# [Предложенный текст]
========================================================================

В «Хокэ кэнки» встречаются оба типа воздаяния. Для Тингэна эта проблема не представляла самостоятельного интереса, так как для него был важен не столько конечный продукт усилий, сколько средство (т. е. «Сутра лотоса»), с помощью которого он достигался.

В общем и целом концепция смерти (посмертного воздаяния) в буддизме разработана намного полнее, нежели в синтоизме, что связано с общей религиозно-этической направленностью этого вероучения на сознательное целеполагание самосовершенствования человека. В синтоизме же любое божество (человек) является священным объектом поклонения для своих потомков вне зависимости от своих прижизненных заслуг, в силу своего физического существования, в силу того, что он непременно является чьим-то предком. Первоначальная недифференцированность рая и ада связана, по всей вероятности, с синтоистскими представлениями о единой стране предков, куда попадают все умершие. Возможно, что и акцент «Нихон рёики» на прижизненном воздаянии связан, хотя бы отчасти, с «амортизирующим» воздействием синтоизма: тотальный перевод воздаяния в область посмертного существования означал бы слишком резкий отказ от традиционных представлений о предках-охранителях. Буддийская концепция смерти более дифференцированна и всеобъемлюща, ибо позволяет увидеть индивида не только как предка, но и в его социальном окружении.

========================================================================

# [Исходные данные]
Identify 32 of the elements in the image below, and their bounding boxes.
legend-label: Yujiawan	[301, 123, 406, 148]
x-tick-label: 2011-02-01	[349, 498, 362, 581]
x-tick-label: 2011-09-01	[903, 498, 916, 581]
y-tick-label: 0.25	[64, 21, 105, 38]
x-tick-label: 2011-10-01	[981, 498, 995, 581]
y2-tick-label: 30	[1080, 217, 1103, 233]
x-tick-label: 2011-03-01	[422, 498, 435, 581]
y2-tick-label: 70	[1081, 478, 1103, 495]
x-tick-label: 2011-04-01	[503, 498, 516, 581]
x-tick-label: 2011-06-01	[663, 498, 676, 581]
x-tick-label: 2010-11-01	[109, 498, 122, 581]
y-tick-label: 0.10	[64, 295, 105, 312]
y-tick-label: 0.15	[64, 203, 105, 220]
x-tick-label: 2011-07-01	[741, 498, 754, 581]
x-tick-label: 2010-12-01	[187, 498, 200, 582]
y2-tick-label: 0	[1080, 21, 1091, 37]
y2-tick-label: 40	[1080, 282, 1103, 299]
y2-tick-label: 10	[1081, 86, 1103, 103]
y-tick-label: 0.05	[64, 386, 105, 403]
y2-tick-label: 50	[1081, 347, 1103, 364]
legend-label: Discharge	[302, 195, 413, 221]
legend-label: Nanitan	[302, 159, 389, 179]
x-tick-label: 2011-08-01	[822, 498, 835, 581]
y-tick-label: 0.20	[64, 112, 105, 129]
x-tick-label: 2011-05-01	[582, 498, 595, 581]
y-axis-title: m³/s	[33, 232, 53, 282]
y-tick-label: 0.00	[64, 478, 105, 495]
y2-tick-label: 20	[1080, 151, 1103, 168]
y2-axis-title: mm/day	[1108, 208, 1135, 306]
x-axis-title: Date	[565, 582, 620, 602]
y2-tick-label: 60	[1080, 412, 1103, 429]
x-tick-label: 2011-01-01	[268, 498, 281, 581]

========================================================================

# [Список заданий]
1) Перечислите все названия сочинений, упомянутые в тексте о концепции смерти в буддизме и синтоизме.
2) Продолжите текст о концепции смерти в буддизме и синтоизме с того места, где он заканчивается.

# [Ваши ответы]
1) «Хокэ кэнки», «Сутра лотоса», «Нихон рёики».

2)
Рождение и смерть можно рассматривать и в более широком контексте — трансформации героя вообще. Если для мифа характерно скачкообразное, ситуационное изменение физического облика божества, служащее знаком обратимого изменения качеств его поведения, то в буддийских легендах подвижничество ведет к преображению прежде всего духовному — благодаря своим добродетелям и духовному прозрению святой получает возможность творить чудеса, причем духовное совершенство отнюдь не обязательно сопровождается совершенством физическим. Так, в историях «Нихон рёики» и «Хокэ кэнки», повествующих о деяниях царевича Сётоку, рассказывается о грязном и больном нищем, покинувшем чудесным образом гробницу, построенную для него по повелению царевича, который признал в нем человека необыкновенного. Кёкай заключает: «Там, где глазу простого смертного открывается лишь жалкое тело, святой своим провидящим оком распознает святого». В другой истории «Нихон рёики» утверждается: «Нельзя гневаться на монаха, даже если он недостоин видом. Под недостойной наружностью может быть сокрыт святой». Духовное совершенство может укорениться в любом теле, а в убогом оно «смотрится» еще чудеснее.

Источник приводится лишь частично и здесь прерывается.